--- begin Data for the task ---

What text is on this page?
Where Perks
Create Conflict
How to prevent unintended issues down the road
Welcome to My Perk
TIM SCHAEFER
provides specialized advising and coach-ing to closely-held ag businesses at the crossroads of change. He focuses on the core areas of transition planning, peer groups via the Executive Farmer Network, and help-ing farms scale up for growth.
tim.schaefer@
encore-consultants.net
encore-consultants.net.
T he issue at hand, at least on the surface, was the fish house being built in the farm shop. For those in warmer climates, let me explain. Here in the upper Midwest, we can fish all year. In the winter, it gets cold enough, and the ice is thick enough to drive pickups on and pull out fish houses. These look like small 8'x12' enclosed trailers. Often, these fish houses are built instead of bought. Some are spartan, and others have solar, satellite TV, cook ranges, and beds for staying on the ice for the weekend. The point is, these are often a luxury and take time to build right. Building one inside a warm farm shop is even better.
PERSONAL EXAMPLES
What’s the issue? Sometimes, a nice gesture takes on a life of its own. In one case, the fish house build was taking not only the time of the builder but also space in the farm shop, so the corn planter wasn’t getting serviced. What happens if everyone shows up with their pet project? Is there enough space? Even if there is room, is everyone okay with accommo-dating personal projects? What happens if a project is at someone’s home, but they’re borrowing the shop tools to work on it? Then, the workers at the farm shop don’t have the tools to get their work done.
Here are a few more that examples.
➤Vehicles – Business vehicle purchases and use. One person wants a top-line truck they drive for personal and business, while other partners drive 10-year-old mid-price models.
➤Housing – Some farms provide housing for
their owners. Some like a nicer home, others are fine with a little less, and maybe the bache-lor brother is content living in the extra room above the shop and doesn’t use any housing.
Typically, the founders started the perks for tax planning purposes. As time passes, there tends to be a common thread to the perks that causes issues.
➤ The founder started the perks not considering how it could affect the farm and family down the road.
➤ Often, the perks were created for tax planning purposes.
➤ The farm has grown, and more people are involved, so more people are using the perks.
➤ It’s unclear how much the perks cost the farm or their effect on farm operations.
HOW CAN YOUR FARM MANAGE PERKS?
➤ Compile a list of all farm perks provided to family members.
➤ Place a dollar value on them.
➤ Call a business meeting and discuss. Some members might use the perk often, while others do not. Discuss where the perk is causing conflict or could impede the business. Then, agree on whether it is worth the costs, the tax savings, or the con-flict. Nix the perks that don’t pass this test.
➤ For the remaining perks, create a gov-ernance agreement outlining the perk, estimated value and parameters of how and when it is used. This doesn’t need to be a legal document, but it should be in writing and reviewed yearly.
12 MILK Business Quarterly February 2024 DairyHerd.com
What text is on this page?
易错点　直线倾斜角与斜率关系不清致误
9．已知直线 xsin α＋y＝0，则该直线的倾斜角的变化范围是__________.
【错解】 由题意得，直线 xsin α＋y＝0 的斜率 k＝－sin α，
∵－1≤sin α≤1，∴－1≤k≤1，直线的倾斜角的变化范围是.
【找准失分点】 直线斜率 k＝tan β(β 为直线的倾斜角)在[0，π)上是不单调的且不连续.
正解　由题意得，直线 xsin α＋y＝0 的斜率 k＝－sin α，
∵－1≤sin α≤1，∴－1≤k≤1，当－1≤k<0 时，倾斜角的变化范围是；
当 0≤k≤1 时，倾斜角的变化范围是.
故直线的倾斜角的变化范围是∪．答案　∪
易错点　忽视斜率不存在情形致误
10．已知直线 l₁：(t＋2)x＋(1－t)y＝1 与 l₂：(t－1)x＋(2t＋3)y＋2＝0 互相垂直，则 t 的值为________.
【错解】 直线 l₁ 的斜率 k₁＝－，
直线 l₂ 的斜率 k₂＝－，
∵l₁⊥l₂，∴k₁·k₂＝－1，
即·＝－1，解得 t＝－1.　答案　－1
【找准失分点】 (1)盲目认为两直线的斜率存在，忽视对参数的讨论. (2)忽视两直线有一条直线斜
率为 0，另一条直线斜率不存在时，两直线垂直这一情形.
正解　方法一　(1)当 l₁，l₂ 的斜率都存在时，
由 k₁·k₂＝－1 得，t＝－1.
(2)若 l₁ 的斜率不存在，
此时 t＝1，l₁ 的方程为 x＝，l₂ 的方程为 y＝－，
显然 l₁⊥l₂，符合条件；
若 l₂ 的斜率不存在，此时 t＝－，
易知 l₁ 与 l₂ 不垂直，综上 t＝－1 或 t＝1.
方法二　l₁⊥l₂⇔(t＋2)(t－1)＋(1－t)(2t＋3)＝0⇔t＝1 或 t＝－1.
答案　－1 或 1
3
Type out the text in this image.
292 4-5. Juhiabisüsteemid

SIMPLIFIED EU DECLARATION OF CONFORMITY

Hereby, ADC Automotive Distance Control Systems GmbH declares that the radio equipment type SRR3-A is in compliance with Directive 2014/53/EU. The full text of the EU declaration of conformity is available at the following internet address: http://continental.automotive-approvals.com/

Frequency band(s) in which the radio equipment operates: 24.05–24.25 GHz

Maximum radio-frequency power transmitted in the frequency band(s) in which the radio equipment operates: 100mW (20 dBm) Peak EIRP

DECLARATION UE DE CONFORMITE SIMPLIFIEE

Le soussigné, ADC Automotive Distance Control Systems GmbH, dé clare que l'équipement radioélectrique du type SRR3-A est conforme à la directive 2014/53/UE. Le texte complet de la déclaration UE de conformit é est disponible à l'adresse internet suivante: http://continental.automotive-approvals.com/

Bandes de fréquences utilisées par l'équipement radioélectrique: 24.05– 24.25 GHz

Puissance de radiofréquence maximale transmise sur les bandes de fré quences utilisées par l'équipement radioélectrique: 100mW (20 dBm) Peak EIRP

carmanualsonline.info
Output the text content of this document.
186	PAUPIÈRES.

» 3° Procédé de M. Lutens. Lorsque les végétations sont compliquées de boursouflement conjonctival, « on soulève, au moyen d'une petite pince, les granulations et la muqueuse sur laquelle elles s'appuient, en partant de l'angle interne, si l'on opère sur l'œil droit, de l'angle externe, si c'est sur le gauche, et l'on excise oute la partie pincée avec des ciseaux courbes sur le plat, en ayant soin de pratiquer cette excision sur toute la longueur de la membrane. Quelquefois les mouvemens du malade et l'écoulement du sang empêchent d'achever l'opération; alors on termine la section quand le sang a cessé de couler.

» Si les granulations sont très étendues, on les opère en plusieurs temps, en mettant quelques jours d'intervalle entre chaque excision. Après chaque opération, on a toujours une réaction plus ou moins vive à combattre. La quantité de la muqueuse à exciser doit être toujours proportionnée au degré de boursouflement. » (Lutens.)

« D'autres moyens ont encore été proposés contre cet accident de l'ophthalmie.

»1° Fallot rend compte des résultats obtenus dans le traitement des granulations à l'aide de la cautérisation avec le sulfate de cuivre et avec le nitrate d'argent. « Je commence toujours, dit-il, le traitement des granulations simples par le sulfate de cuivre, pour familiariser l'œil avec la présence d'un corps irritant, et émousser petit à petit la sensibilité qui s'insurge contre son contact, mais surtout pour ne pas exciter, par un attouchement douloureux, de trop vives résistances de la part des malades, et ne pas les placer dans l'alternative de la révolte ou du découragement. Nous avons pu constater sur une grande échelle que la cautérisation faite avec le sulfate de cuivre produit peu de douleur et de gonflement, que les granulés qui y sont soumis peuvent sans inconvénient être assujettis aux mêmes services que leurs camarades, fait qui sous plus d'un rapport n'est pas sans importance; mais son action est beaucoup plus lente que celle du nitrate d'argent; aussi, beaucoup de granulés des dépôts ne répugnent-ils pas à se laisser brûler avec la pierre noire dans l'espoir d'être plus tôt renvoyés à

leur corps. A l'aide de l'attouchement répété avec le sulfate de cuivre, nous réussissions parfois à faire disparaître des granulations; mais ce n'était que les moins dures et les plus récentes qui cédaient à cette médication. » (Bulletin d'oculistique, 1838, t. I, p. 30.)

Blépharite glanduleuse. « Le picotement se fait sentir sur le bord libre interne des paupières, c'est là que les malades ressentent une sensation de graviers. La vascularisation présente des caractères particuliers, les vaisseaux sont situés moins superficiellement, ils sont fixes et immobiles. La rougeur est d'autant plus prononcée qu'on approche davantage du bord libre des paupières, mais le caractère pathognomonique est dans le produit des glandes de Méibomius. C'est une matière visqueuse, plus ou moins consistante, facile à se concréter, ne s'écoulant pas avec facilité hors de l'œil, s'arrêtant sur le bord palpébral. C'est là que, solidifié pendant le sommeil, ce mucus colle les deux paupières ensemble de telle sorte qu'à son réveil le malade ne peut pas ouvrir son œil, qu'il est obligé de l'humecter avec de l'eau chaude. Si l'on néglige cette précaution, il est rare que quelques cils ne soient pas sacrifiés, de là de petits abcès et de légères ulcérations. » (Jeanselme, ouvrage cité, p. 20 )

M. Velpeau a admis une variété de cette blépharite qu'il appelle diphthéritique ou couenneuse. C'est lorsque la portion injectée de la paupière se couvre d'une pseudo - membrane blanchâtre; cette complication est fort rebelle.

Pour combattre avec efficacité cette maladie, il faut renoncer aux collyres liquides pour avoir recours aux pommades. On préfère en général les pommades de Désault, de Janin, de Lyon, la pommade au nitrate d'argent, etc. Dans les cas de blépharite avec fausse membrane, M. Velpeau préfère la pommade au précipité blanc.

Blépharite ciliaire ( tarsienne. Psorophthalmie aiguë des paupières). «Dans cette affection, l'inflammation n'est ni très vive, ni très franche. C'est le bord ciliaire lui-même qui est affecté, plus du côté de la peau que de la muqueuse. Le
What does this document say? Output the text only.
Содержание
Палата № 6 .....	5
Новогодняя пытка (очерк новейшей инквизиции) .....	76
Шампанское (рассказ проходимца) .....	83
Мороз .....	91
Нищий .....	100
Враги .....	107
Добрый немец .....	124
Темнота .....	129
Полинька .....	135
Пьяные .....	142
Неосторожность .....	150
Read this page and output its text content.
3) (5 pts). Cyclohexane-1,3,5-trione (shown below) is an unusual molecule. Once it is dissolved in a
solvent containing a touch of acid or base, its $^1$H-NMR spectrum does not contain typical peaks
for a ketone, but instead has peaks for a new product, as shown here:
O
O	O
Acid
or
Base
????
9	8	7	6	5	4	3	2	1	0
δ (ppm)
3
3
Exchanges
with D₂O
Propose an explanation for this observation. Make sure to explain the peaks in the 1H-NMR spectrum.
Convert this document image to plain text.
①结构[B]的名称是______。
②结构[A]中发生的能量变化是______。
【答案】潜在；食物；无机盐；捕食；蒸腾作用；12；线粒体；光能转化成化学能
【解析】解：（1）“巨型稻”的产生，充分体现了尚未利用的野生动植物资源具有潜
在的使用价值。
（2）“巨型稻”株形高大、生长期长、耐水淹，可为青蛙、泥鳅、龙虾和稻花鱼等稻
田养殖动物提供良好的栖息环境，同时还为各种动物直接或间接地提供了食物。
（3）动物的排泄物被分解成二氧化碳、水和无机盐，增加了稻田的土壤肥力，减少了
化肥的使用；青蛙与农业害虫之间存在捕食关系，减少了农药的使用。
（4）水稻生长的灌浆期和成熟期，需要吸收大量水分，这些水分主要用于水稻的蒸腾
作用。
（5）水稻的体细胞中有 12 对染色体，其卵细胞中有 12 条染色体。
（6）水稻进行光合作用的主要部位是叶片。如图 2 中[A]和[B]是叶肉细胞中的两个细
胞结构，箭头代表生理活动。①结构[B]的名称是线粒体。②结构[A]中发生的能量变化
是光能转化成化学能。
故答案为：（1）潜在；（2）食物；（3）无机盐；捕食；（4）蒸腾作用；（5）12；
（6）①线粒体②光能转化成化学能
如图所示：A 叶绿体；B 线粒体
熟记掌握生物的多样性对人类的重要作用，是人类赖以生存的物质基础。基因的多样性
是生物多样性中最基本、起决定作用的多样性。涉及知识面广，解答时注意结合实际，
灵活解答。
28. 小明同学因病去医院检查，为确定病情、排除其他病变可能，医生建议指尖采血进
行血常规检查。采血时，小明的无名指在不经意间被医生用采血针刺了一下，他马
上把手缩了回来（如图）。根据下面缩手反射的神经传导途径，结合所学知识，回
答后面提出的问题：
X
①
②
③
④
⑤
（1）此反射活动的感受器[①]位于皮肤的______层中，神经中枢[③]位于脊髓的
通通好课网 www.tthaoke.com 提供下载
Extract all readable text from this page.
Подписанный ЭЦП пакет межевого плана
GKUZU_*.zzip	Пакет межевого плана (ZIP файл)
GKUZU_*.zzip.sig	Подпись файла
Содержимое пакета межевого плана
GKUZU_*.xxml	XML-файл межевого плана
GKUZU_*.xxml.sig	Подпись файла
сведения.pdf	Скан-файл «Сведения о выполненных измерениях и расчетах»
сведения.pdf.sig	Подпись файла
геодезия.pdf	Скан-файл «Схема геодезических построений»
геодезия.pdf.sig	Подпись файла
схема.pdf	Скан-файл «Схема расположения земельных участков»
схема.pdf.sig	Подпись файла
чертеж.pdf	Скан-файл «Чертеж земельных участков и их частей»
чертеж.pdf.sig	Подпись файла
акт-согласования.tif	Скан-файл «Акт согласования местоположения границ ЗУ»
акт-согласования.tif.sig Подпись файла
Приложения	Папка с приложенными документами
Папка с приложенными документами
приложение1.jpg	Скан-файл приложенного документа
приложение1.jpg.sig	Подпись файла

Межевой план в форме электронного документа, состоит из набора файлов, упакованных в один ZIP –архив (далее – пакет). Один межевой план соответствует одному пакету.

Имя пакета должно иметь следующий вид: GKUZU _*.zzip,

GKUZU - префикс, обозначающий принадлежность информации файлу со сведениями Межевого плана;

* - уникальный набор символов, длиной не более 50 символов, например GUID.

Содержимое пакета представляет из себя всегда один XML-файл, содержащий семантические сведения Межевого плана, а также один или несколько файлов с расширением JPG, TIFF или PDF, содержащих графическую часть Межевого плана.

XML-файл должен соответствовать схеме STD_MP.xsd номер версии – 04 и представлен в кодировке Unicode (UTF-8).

--- end Data for the task ---

### Exercise instructions:
Out of the material above, gather each line where "have" appears.

### The response:
T he issue at hand, at least on the surface, was the fish house being built in the farm shop. For those in warmer climates, let me explain. Here in the upper Midwest, we can fish all year. In the winter, it gets cold enough, and the ice is thick enough to drive pickups on and pull out fish houses. These look like small 8'x12' enclosed trailers. Often, these fish houses are built instead of bought. Some are spartan, and others have solar, satellite TV, cook ranges, and beds for staying on the ice for the weekend. The point is, these are often a luxury and take time to build right. Building one inside a warm farm shop is even better.
What’s the issue? Sometimes, a nice gesture takes on a life of its own. In one case, the fish house build was taking not only the time of the builder but also space in the farm shop, so the corn planter wasn’t getting serviced. What happens if everyone shows up with their pet project? Is there enough space? Even if there is room, is everyone okay with accommo-dating personal projects? What happens if a project is at someone’s home, but they’re borrowing the shop tools to work on it? Then, the workers at the farm shop don’t have the tools to get their work done.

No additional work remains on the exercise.